§ TASK DIRECTIONS
Where a line holds the word "JSON", copy that line.

══════════

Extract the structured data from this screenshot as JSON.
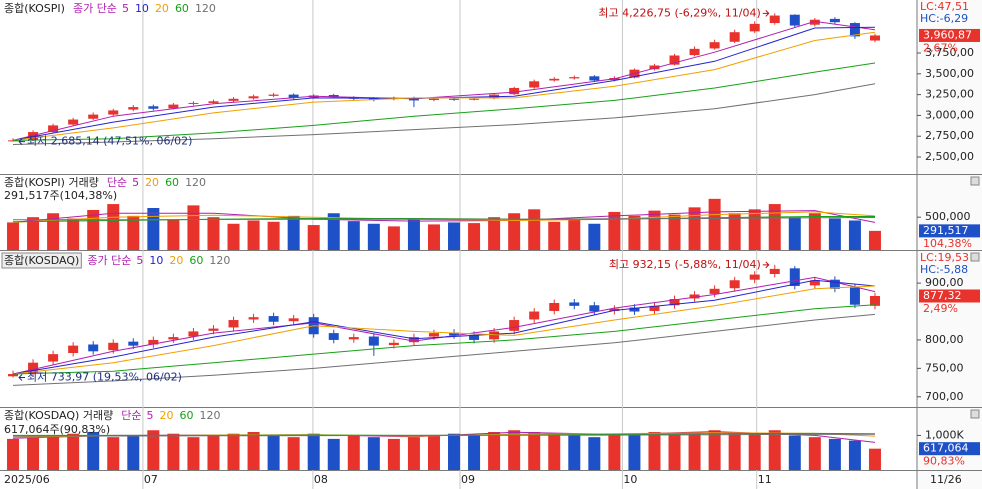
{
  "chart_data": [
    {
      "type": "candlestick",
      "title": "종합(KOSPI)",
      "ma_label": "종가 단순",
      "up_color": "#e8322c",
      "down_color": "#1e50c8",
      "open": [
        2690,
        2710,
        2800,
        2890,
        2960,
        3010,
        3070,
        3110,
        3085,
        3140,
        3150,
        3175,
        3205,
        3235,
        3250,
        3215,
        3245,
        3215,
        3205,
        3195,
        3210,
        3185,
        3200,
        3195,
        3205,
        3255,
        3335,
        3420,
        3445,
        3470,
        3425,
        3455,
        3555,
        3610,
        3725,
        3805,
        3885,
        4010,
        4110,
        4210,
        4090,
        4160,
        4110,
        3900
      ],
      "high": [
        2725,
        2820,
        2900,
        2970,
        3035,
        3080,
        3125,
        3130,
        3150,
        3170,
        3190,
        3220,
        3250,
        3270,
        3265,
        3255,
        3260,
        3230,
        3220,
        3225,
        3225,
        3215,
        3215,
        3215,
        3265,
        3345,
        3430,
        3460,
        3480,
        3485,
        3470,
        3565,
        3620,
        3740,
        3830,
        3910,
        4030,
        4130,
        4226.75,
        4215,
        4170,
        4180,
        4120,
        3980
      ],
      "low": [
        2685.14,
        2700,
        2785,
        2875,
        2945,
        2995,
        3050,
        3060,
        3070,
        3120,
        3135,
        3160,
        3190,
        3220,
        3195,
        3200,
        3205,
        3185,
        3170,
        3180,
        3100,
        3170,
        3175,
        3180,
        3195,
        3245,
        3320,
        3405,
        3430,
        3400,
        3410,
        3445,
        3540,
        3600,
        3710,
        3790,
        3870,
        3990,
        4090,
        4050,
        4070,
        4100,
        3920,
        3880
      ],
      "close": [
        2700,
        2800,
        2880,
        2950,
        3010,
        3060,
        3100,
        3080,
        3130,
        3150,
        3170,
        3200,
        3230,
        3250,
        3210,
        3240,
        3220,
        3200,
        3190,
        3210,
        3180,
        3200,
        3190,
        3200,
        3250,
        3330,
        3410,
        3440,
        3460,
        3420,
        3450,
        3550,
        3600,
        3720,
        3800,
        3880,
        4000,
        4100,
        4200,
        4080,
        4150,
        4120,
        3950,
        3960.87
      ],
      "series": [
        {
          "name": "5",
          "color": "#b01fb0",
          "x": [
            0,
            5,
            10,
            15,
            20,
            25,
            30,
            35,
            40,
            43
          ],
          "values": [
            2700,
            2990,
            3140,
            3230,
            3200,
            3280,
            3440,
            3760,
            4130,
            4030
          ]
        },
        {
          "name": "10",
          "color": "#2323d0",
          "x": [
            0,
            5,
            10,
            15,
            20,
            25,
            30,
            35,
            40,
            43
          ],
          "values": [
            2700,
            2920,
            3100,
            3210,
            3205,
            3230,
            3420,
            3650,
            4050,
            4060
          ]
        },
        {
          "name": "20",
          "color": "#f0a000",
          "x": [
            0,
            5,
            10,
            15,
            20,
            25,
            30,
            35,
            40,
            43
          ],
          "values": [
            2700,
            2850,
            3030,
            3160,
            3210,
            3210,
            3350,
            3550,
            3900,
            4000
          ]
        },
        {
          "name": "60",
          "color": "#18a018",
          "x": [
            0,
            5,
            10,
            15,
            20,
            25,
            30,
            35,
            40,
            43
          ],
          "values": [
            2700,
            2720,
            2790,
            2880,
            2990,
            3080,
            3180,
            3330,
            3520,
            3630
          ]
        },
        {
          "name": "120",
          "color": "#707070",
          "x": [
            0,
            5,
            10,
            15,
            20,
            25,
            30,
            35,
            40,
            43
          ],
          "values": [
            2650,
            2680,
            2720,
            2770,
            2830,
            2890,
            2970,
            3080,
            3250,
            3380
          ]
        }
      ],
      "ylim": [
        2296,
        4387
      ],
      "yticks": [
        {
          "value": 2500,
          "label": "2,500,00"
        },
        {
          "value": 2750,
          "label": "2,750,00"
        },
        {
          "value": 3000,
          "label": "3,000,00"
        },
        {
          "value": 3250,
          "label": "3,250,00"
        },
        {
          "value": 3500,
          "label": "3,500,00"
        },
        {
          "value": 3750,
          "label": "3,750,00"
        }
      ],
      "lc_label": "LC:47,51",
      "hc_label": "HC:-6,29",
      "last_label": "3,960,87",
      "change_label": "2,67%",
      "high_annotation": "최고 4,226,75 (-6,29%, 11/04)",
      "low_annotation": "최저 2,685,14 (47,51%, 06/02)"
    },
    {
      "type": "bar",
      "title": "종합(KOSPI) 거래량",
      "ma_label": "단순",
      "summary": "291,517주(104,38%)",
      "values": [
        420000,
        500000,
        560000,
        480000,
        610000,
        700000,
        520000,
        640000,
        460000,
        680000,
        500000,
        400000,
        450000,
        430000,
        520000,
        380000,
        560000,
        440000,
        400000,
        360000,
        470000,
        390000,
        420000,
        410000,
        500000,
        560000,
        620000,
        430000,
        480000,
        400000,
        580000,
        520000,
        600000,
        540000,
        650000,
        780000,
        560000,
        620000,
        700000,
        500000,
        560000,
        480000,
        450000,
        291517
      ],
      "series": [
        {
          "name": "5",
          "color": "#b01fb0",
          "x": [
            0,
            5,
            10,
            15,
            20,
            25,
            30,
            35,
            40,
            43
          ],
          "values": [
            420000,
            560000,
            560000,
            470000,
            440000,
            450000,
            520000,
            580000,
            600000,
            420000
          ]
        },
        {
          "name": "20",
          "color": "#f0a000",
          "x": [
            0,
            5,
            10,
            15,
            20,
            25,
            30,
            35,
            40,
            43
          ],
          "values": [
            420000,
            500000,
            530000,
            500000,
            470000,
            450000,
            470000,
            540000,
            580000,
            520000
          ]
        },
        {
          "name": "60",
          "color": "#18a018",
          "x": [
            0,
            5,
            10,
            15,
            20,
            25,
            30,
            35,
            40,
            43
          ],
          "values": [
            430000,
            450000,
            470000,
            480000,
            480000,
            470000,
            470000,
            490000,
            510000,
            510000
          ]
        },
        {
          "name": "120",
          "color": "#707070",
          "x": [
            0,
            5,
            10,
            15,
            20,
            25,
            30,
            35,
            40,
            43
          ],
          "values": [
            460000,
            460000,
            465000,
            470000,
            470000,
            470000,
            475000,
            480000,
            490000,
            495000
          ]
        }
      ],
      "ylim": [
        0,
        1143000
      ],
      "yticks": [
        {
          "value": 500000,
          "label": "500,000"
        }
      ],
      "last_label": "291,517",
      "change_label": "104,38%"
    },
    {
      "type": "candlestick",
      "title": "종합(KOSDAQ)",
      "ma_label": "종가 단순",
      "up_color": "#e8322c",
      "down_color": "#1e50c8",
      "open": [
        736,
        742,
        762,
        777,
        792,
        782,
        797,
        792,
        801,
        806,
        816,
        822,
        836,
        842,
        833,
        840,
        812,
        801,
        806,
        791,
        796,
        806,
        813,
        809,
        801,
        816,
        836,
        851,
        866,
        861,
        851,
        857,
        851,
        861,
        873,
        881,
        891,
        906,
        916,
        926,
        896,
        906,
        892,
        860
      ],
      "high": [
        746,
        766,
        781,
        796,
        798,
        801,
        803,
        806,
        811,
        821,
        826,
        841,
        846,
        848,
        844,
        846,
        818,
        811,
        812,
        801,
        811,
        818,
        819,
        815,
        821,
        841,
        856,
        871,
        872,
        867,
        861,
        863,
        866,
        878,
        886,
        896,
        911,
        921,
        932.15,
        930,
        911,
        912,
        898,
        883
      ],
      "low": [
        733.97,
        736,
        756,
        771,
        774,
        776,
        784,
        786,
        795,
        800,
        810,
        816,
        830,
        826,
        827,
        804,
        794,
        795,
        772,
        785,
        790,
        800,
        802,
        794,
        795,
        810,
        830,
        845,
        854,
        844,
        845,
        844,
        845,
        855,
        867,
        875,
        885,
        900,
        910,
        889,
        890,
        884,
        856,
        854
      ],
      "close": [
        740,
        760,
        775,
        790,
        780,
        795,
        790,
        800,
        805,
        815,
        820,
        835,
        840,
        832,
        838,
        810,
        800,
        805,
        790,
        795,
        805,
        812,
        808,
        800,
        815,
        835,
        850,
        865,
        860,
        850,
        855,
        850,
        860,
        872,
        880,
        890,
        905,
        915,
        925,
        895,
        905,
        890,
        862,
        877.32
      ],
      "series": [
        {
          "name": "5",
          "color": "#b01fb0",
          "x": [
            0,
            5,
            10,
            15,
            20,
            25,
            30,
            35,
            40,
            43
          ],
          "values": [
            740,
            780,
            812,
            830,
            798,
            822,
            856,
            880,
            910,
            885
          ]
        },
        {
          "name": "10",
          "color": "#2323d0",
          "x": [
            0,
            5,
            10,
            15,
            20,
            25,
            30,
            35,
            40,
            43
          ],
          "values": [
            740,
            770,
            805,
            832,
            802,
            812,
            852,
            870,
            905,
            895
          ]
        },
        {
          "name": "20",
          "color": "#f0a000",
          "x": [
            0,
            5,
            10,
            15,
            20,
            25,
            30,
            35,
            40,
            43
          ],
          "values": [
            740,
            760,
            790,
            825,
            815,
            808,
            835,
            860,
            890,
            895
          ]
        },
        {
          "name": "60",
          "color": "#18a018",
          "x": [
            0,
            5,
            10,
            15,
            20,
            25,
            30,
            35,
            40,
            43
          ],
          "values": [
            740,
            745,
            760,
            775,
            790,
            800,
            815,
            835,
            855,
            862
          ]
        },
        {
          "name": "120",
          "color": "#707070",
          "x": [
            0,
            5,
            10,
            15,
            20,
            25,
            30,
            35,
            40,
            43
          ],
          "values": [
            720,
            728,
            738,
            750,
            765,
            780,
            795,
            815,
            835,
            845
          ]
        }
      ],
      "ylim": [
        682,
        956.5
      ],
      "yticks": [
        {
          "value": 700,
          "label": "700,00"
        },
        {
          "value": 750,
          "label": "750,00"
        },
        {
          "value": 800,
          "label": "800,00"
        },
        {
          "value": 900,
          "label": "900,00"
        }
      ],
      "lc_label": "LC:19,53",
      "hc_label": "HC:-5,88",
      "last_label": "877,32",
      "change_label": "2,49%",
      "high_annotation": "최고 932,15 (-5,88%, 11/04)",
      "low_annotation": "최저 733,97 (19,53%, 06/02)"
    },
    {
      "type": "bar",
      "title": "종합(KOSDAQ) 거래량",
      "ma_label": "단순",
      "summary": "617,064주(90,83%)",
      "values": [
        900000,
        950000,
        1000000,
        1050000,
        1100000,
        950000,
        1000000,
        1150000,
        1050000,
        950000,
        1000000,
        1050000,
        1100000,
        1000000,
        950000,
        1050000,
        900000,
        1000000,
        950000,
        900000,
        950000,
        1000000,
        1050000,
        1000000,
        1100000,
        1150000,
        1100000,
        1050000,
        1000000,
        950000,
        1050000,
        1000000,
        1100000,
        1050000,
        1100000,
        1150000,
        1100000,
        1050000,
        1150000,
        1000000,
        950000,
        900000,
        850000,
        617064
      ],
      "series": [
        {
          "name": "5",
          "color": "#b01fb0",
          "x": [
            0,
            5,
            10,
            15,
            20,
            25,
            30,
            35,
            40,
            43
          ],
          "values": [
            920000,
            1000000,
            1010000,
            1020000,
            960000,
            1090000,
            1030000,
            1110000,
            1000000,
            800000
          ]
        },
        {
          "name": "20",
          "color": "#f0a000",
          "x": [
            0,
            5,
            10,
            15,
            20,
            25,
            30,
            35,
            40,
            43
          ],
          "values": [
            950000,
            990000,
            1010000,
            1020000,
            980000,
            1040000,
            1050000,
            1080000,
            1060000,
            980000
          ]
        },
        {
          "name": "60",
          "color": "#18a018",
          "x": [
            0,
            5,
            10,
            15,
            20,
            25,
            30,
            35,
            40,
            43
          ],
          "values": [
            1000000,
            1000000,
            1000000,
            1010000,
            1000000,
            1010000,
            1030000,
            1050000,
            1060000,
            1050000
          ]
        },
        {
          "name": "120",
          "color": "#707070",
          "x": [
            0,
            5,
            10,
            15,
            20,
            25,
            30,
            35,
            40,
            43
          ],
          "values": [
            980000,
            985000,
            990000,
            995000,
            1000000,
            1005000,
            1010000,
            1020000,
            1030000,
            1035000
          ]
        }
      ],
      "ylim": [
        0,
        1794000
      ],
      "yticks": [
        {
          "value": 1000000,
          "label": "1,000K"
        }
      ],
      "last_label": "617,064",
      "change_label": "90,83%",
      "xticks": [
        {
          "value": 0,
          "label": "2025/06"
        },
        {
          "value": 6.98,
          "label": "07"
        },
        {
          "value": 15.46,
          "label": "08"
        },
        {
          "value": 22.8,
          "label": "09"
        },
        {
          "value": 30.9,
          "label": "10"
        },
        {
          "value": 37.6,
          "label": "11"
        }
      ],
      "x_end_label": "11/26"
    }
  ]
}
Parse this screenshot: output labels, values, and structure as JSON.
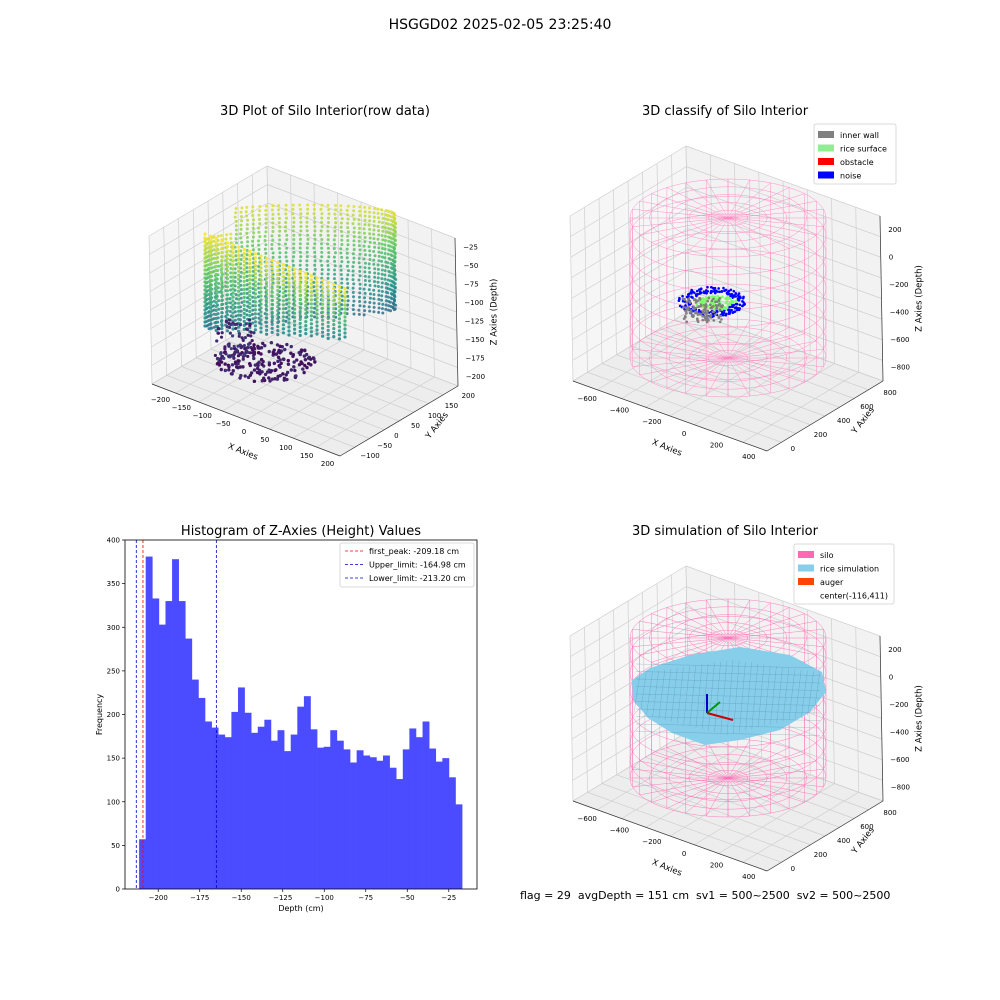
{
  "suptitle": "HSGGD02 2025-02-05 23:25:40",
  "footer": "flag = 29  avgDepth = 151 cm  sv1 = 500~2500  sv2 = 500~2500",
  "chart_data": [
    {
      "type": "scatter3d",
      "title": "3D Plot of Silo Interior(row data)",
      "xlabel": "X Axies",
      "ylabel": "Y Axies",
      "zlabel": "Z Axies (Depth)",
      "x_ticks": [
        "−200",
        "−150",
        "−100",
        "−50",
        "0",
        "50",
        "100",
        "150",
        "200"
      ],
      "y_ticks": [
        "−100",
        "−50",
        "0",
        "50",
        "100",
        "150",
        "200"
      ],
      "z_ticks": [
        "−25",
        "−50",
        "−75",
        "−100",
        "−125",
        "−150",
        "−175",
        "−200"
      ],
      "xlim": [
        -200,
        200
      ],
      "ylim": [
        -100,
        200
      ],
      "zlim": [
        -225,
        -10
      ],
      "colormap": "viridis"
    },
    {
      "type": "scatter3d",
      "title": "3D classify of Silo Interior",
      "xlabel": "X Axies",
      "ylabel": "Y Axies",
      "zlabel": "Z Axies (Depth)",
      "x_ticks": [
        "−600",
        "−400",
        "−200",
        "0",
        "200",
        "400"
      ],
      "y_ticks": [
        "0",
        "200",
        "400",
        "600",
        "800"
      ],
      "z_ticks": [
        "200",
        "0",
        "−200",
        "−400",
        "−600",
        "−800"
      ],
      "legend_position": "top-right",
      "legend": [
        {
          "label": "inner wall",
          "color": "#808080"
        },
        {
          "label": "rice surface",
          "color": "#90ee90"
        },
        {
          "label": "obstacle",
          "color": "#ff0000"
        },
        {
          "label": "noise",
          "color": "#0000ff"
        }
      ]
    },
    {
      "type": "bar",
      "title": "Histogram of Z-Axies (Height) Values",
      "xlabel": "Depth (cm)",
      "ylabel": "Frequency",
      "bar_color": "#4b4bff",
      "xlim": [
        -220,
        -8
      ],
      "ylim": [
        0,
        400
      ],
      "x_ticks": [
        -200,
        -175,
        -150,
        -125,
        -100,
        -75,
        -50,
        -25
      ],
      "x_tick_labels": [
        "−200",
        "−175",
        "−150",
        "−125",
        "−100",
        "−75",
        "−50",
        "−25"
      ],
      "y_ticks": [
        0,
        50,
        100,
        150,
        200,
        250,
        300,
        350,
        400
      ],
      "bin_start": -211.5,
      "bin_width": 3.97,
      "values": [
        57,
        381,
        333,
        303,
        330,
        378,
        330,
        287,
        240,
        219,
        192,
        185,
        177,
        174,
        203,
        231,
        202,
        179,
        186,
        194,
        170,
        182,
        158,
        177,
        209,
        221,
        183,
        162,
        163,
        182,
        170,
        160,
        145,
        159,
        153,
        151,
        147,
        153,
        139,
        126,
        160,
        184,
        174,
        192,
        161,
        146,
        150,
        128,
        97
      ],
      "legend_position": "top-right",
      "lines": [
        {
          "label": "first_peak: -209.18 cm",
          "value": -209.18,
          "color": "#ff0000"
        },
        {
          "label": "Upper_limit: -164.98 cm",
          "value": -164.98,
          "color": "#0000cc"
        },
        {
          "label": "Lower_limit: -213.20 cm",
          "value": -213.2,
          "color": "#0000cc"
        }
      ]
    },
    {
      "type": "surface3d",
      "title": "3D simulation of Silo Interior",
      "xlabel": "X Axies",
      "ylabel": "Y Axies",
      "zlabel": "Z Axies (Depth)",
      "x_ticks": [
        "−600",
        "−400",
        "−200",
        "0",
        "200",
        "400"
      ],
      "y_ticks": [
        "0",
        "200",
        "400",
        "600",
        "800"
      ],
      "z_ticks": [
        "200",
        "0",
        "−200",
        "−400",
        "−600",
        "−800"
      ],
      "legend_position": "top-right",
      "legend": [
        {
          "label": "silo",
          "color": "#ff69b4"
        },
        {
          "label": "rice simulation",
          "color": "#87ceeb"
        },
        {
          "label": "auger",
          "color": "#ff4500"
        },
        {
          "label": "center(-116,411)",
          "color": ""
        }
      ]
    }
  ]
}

══════════

§ ANSWER TO THE PROBLEM
Extract the structured data from this screenshot as JSON.
Parse this screenshot: output labels, values, and structure as JSON.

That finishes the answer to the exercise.